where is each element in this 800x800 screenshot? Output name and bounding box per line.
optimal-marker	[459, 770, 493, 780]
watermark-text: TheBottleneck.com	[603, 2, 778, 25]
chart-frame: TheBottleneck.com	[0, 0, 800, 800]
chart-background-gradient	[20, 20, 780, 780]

--- --- ---

Exercise description:
Arrange the lines of the material above as a numbered list, omitting any blank lines.

Exercise output:
1. where is each element in this 800x800 screenshot? Output name and bounding box per line.
2. optimal-marker	[459, 770, 493, 780]
3. watermark-text: TheBottleneck.com	[603, 2, 778, 25]
4. chart-frame: TheBottleneck.com	[0, 0, 800, 800]
5. chart-background-gradient	[20, 20, 780, 780]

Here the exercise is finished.